Stored entries
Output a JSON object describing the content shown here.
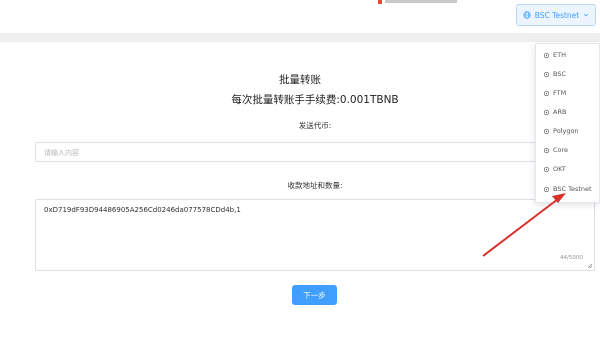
{
  "header": {
    "network_button_label": "BSC Testnet",
    "network_button_icon": "globe-icon",
    "dropdown_caret_icon": "chevron-down-icon"
  },
  "form": {
    "title": "批量转账",
    "fee_text": "每次批量转账手手续费:0.001TBNB",
    "sender_label": "发送代币:",
    "sender_placeholder": "请输入内容",
    "recipients_label": "收款地址和数量:",
    "recipients_value": "0xD719dF93D94486905A256Cd0246da077578CDd4b,1",
    "char_counter": "44/5000",
    "next_button_label": "下一步"
  },
  "network_menu": {
    "items": [
      {
        "label": "ETH",
        "icon": "globe-icon"
      },
      {
        "label": "BSC",
        "icon": "globe-icon"
      },
      {
        "label": "FTM",
        "icon": "globe-icon"
      },
      {
        "label": "ARB",
        "icon": "globe-icon"
      },
      {
        "label": "Polygon",
        "icon": "globe-icon"
      },
      {
        "label": "Core",
        "icon": "globe-icon"
      },
      {
        "label": "OKT",
        "icon": "globe-icon"
      },
      {
        "label": "BSC Testnet",
        "icon": "globe-icon"
      }
    ]
  },
  "colors": {
    "primary": "#409eff",
    "annotation_arrow": "#d9302a",
    "border": "#dcdfe6",
    "band": "#efefef"
  }
}
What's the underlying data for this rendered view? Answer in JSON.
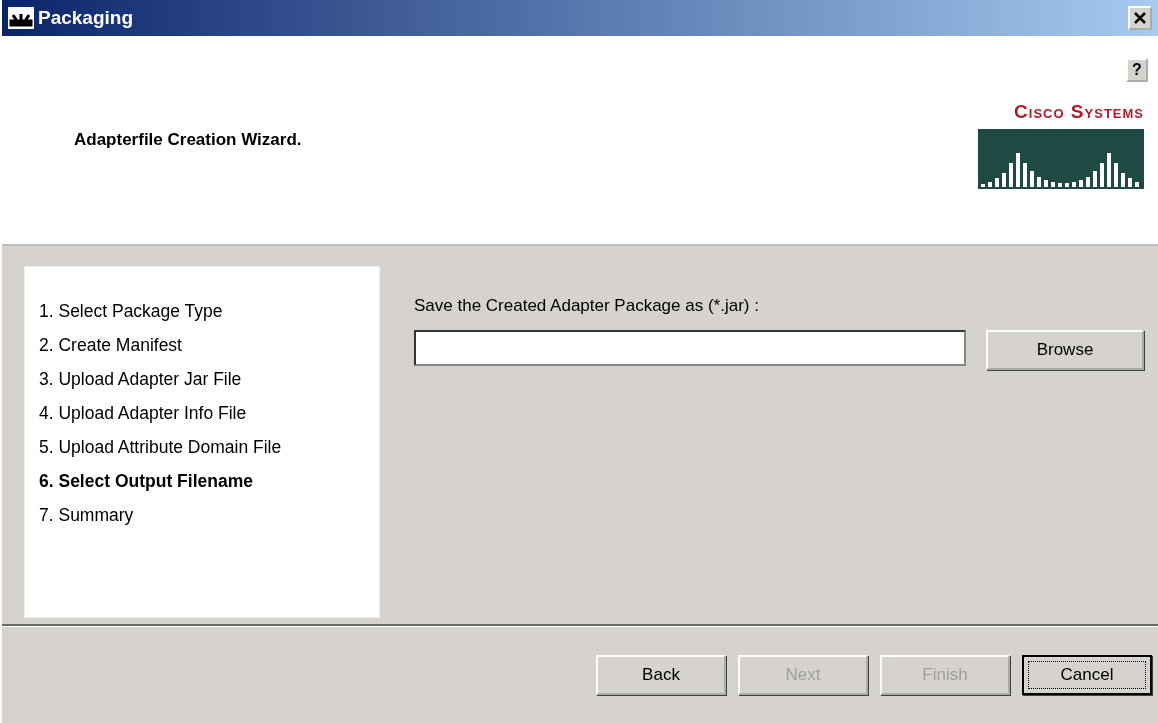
{
  "window": {
    "title": "Packaging"
  },
  "header": {
    "help": "?",
    "title": "Adapterfile Creation Wizard.",
    "logo_text": "Cisco Systems"
  },
  "steps": [
    {
      "label": "1. Select Package Type",
      "selected": false
    },
    {
      "label": "2. Create Manifest",
      "selected": false
    },
    {
      "label": "3. Upload Adapter Jar File",
      "selected": false
    },
    {
      "label": "4. Upload Adapter Info File",
      "selected": false
    },
    {
      "label": "5. Upload Attribute Domain File",
      "selected": false
    },
    {
      "label": "6. Select Output Filename",
      "selected": true
    },
    {
      "label": "7. Summary",
      "selected": false
    }
  ],
  "form": {
    "label": "Save the Created Adapter Package as (*.jar) :",
    "browse": "Browse"
  },
  "buttons": [
    {
      "label": "Back",
      "disabled": false,
      "focused": false
    },
    {
      "label": "Next",
      "disabled": true,
      "focused": false
    },
    {
      "label": "Finish",
      "disabled": true,
      "focused": false
    },
    {
      "label": "Cancel",
      "disabled": false,
      "focused": true
    }
  ]
}
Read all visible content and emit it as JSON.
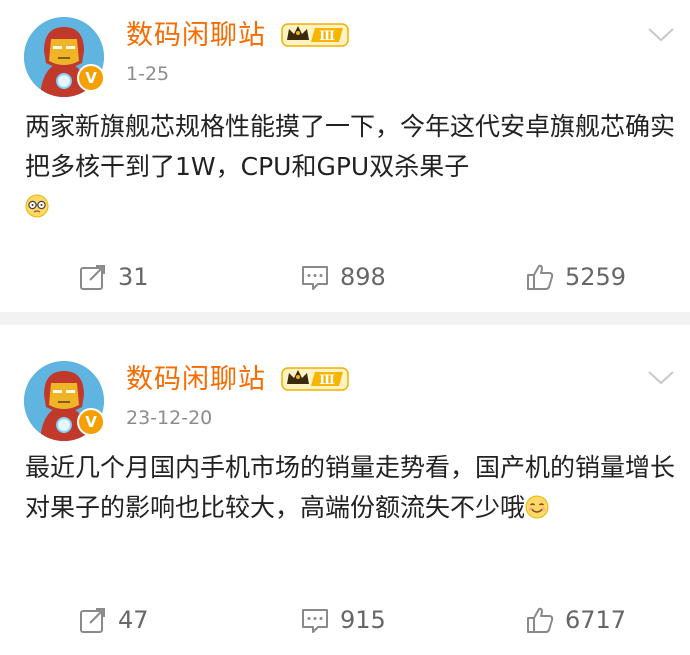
{
  "posts": [
    {
      "author": "数码闲聊站",
      "level": "Ⅲ",
      "date": "1-25",
      "text": "两家新旗舰芯规格性能摸了一下，今年这代安卓旗舰芯确实把多核干到了1W，CPU和GPU双杀果子",
      "emoji": "glasses-face-emoji",
      "repost_count": "31",
      "comment_count": "898",
      "like_count": "5259"
    },
    {
      "author": "数码闲聊站",
      "level": "Ⅲ",
      "date": "23-12-20",
      "text": "最近几个月国内手机市场的销量走势看，国产机的销量增长对果子的影响也比较大，高端份额流失不少哦",
      "emoji": "smile-face-emoji",
      "repost_count": "47",
      "comment_count": "915",
      "like_count": "6717"
    }
  ],
  "colors": {
    "author_name": "#f86b00",
    "verified_badge": "#f5a000",
    "level_badge": "#f7b500",
    "muted_text": "#8c8c8c",
    "divider": "#f2f2f2"
  },
  "icons": {
    "avatar": "iron-man-avatar",
    "verified": "verified-v-icon",
    "level": "crown-level-badge",
    "menu": "chevron-down-icon",
    "repost": "repost-icon",
    "comment": "comment-icon",
    "like": "like-icon"
  },
  "verified_mark": "V"
}
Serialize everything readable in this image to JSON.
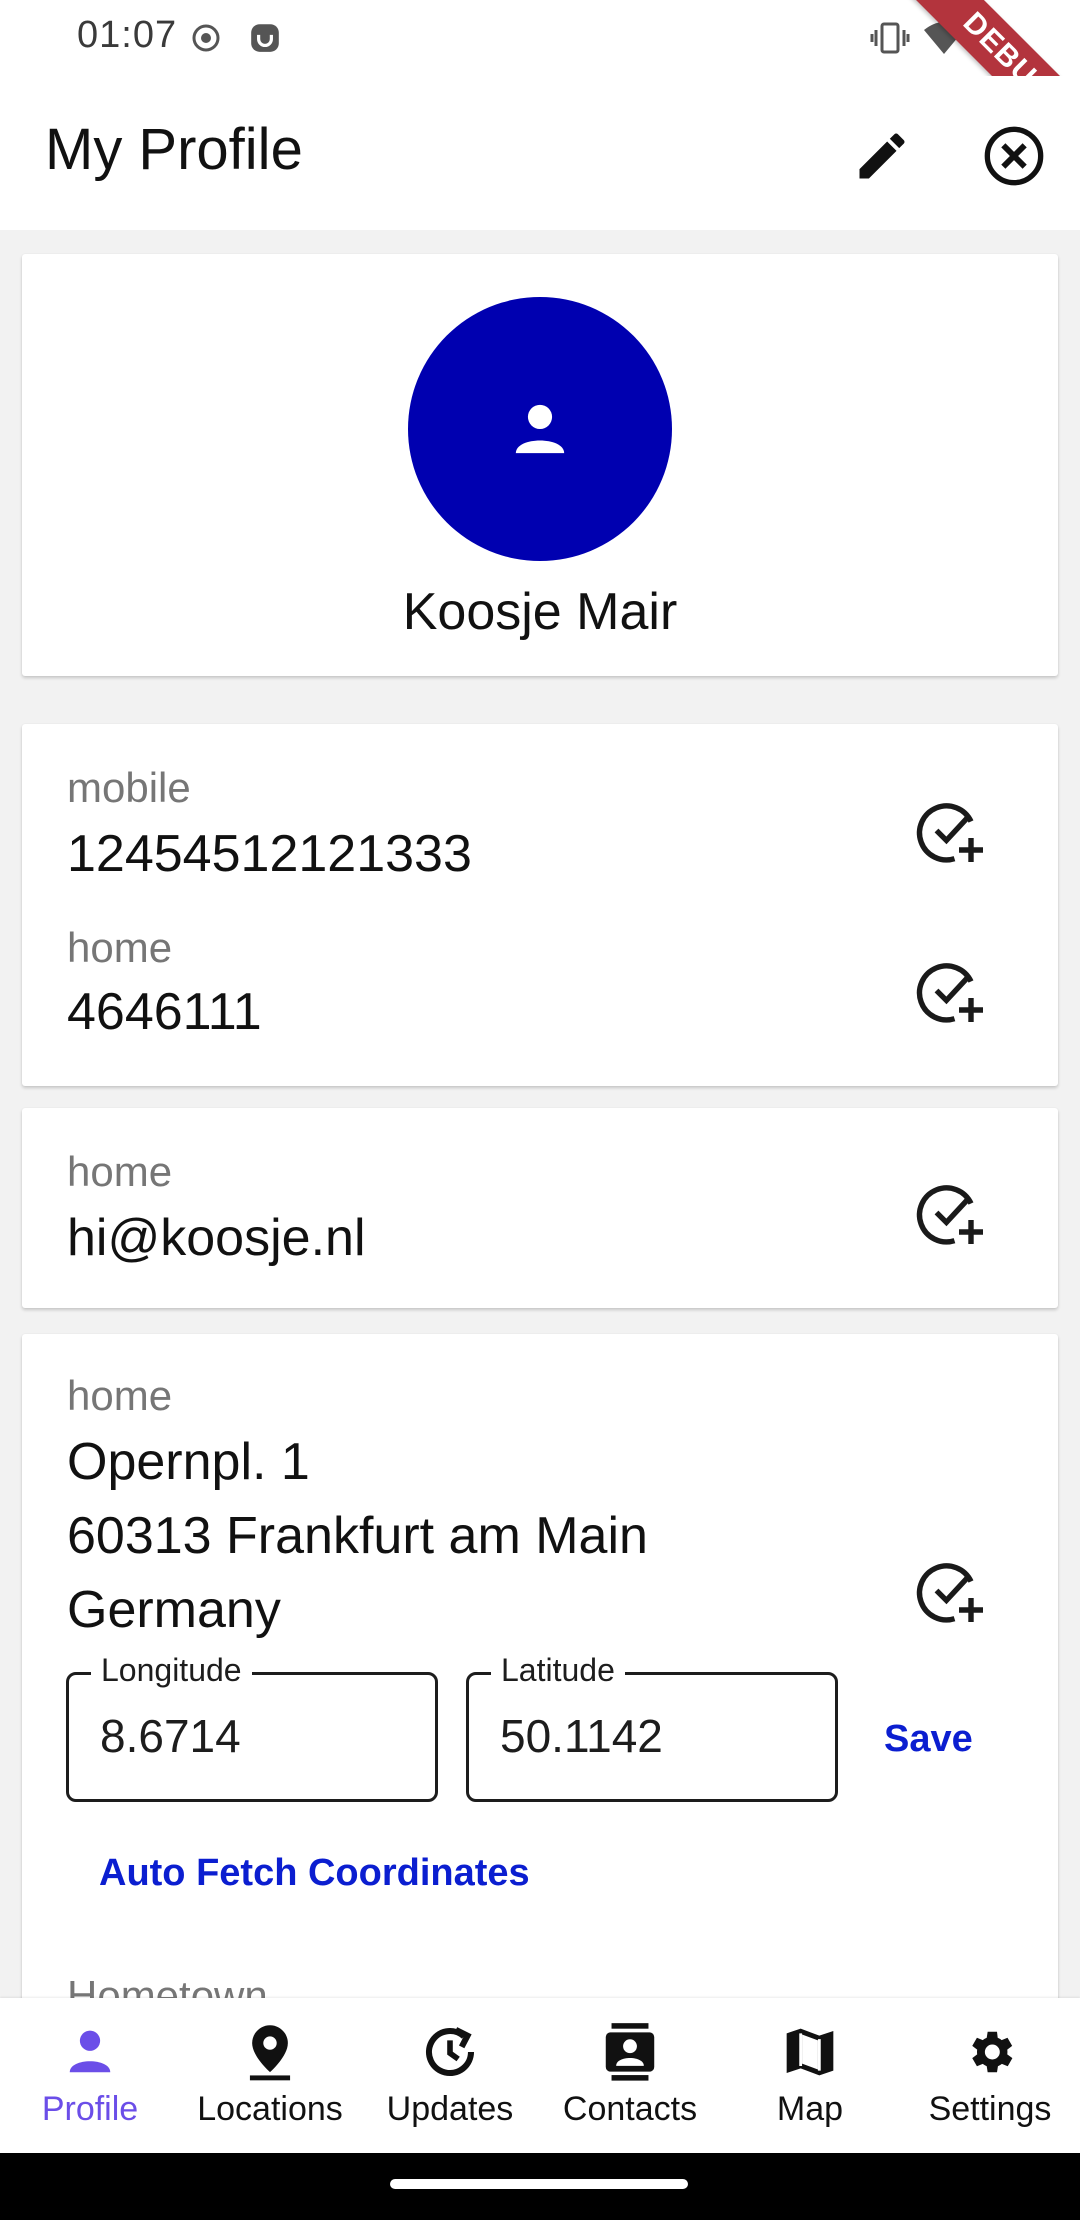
{
  "status_bar": {
    "time": "01:07",
    "debug_label": "DEBUG"
  },
  "app_bar": {
    "title": "My Profile",
    "edit_icon": "pencil-icon",
    "close_icon": "close-circle-icon"
  },
  "profile": {
    "name": "Koosje Mair",
    "avatar_icon": "person-icon",
    "avatar_color": "#0000b0"
  },
  "phones": [
    {
      "label": "mobile",
      "value": "12454512121333"
    },
    {
      "label": "home",
      "value": "4646111"
    }
  ],
  "emails": [
    {
      "label": "home",
      "value": "hi@koosje.nl"
    }
  ],
  "address": {
    "label": "home",
    "line1": "Opernpl. 1",
    "line2": "60313 Frankfurt am Main",
    "line3": "Germany",
    "longitude_label": "Longitude",
    "longitude_value": "8.6714",
    "latitude_label": "Latitude",
    "latitude_value": "50.1142",
    "save_label": "Save",
    "auto_fetch_label": "Auto Fetch Coordinates"
  },
  "next_section_label": "Hometown",
  "accent_color": "#0b1ed0",
  "nav": {
    "active_color": "#6b4ee8",
    "items": [
      {
        "label": "Profile",
        "icon": "person-icon"
      },
      {
        "label": "Locations",
        "icon": "location-pin-icon"
      },
      {
        "label": "Updates",
        "icon": "history-icon"
      },
      {
        "label": "Contacts",
        "icon": "contacts-icon"
      },
      {
        "label": "Map",
        "icon": "map-icon"
      },
      {
        "label": "Settings",
        "icon": "gear-icon"
      }
    ]
  }
}
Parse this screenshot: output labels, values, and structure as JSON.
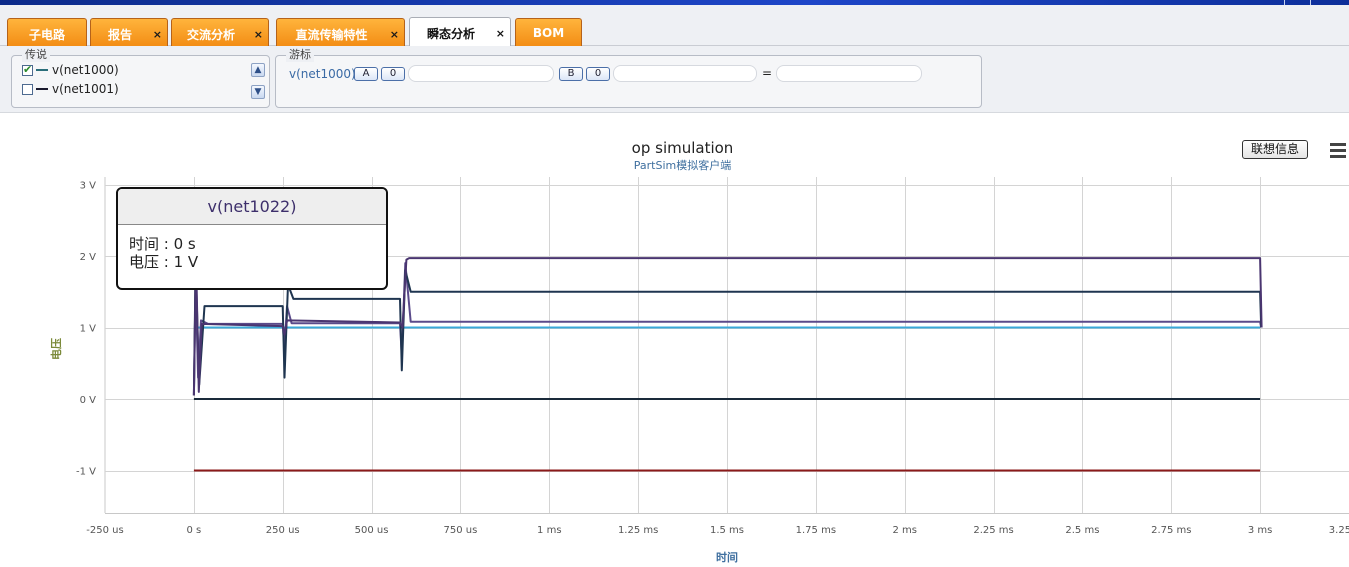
{
  "tabs": [
    {
      "label": "子电路",
      "closable": false,
      "active": false
    },
    {
      "label": "报告",
      "closable": true,
      "active": false
    },
    {
      "label": "交流分析",
      "closable": true,
      "active": false
    },
    {
      "label": "直流传输特性",
      "closable": true,
      "active": false
    },
    {
      "label": "瞬态分析",
      "closable": true,
      "active": true
    },
    {
      "label": "BOM",
      "closable": false,
      "active": false
    }
  ],
  "close_glyph": "×",
  "legend_panel": {
    "title": "传说",
    "items": [
      {
        "label": "v(net1000)",
        "checked": true,
        "color": "#2a6e7a"
      },
      {
        "label": "v(net1001)",
        "checked": false,
        "color": "#1a1a2e"
      }
    ],
    "scroll_up": "▲",
    "scroll_down": "▼"
  },
  "cursor_panel": {
    "title": "游标",
    "signal": "v(net1000)",
    "a_label": "A",
    "b_label": "B",
    "small_btn": "0",
    "equals": "="
  },
  "chart_data": {
    "type": "line",
    "title": "op simulation",
    "subtitle": "PartSim模拟客户端",
    "xlabel": "时间",
    "ylabel": "电压",
    "xlim": [
      -250,
      3250
    ],
    "ylim": [
      -1.4,
      3
    ],
    "x_unit": "us",
    "x_ticks": [
      {
        "v": -250,
        "label": "-250 us"
      },
      {
        "v": 0,
        "label": "0 s"
      },
      {
        "v": 250,
        "label": "250 us"
      },
      {
        "v": 500,
        "label": "500 us"
      },
      {
        "v": 750,
        "label": "750 us"
      },
      {
        "v": 1000,
        "label": "1 ms"
      },
      {
        "v": 1250,
        "label": "1.25 ms"
      },
      {
        "v": 1500,
        "label": "1.5 ms"
      },
      {
        "v": 1750,
        "label": "1.75 ms"
      },
      {
        "v": 2000,
        "label": "2 ms"
      },
      {
        "v": 2250,
        "label": "2.25 ms"
      },
      {
        "v": 2500,
        "label": "2.5 ms"
      },
      {
        "v": 2750,
        "label": "2.75 ms"
      },
      {
        "v": 3000,
        "label": "3 ms"
      },
      {
        "v": 3250,
        "label": "3.25 ms"
      }
    ],
    "y_ticks": [
      {
        "v": 3,
        "label": "3 V"
      },
      {
        "v": 2,
        "label": "2 V"
      },
      {
        "v": 1,
        "label": "1 V"
      },
      {
        "v": 0,
        "label": "0 V"
      },
      {
        "v": -1,
        "label": "-1 V"
      }
    ],
    "grid": true,
    "series": [
      {
        "color": "#8b1a1a",
        "points": [
          [
            0,
            -1
          ],
          [
            3000,
            -1
          ]
        ]
      },
      {
        "color": "#1a2a3a",
        "points": [
          [
            0,
            0
          ],
          [
            3000,
            0
          ]
        ]
      },
      {
        "color": "#3aa8d8",
        "points": [
          [
            0,
            1.0
          ],
          [
            3000,
            1.0
          ]
        ]
      },
      {
        "color": "#5a4a8a",
        "points": [
          [
            0,
            0.05
          ],
          [
            5,
            1.7
          ],
          [
            12,
            0.3
          ],
          [
            20,
            1.1
          ],
          [
            40,
            1.05
          ],
          [
            250,
            1.05
          ],
          [
            255,
            0.7
          ],
          [
            262,
            1.3
          ],
          [
            275,
            1.06
          ],
          [
            580,
            1.06
          ],
          [
            585,
            0.6
          ],
          [
            595,
            1.9
          ],
          [
            610,
            1.08
          ],
          [
            3000,
            1.08
          ],
          [
            3003,
            1.0
          ]
        ]
      },
      {
        "color": "#1f3550",
        "points": [
          [
            0,
            0.05
          ],
          [
            5,
            1.9
          ],
          [
            15,
            0.2
          ],
          [
            30,
            1.3
          ],
          [
            250,
            1.3
          ],
          [
            255,
            0.3
          ],
          [
            265,
            1.6
          ],
          [
            280,
            1.4
          ],
          [
            580,
            1.4
          ],
          [
            585,
            0.4
          ],
          [
            595,
            1.8
          ],
          [
            610,
            1.5
          ],
          [
            3000,
            1.5
          ],
          [
            3003,
            1.0
          ]
        ]
      },
      {
        "color": "#4a3570",
        "points": [
          [
            0,
            0.05
          ],
          [
            6,
            2.0
          ],
          [
            14,
            0.1
          ],
          [
            22,
            1.05
          ],
          [
            250,
            1.02
          ],
          [
            255,
            0.9
          ],
          [
            262,
            1.1
          ],
          [
            580,
            1.07
          ],
          [
            587,
            1.0
          ],
          [
            598,
            1.95
          ],
          [
            606,
            1.97
          ],
          [
            3000,
            1.97
          ],
          [
            3004,
            1.0
          ]
        ]
      }
    ]
  },
  "assoc_button": "联想信息",
  "tooltip": {
    "header": "v(net1022)",
    "line1": "时间 : 0 s",
    "line2": "电压 : 1 V"
  }
}
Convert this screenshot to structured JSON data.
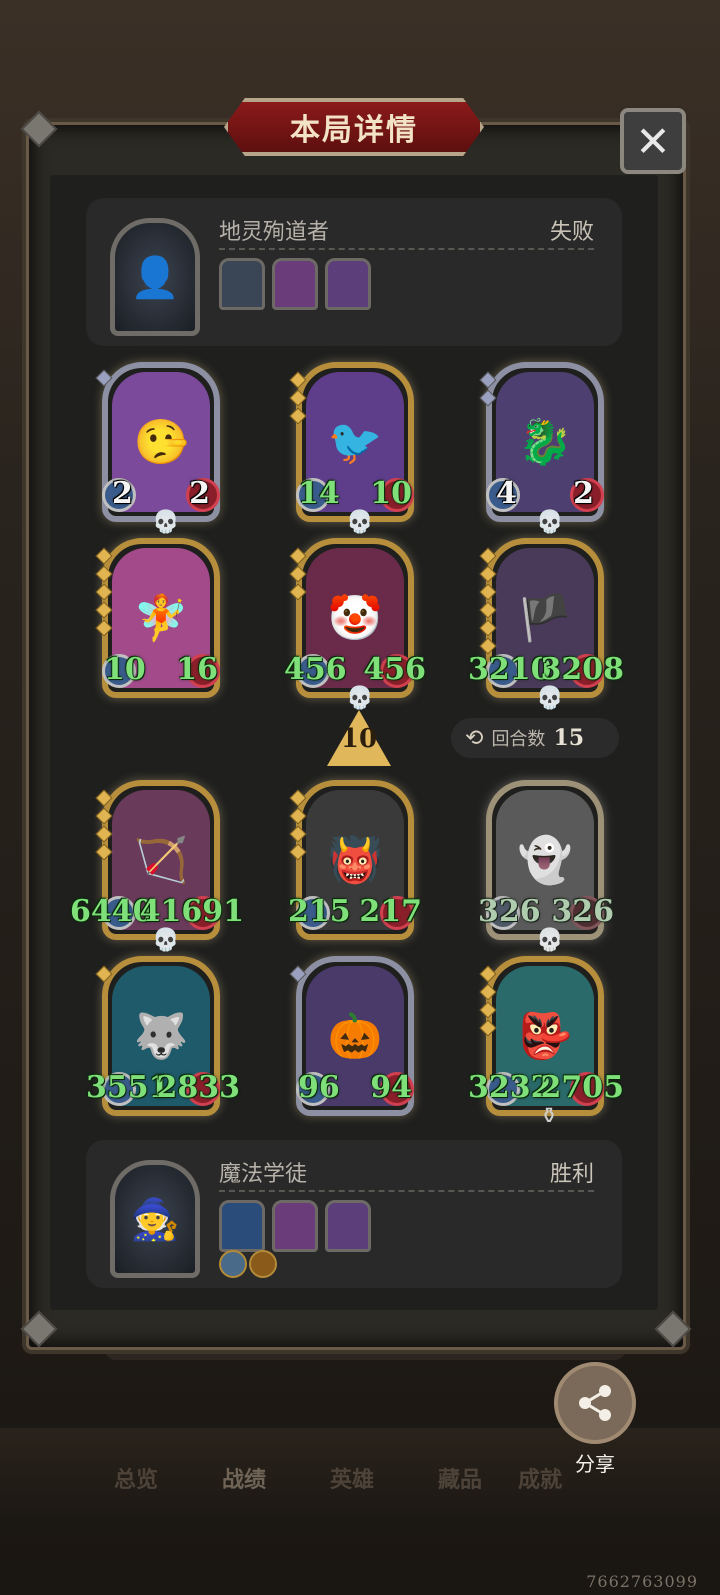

**OBJECTIVE**
Check each line of the data above for the word "this" and say how many lines contain it, giving nothing besides the number.

**ANSWER TO THE EXERCISE**
4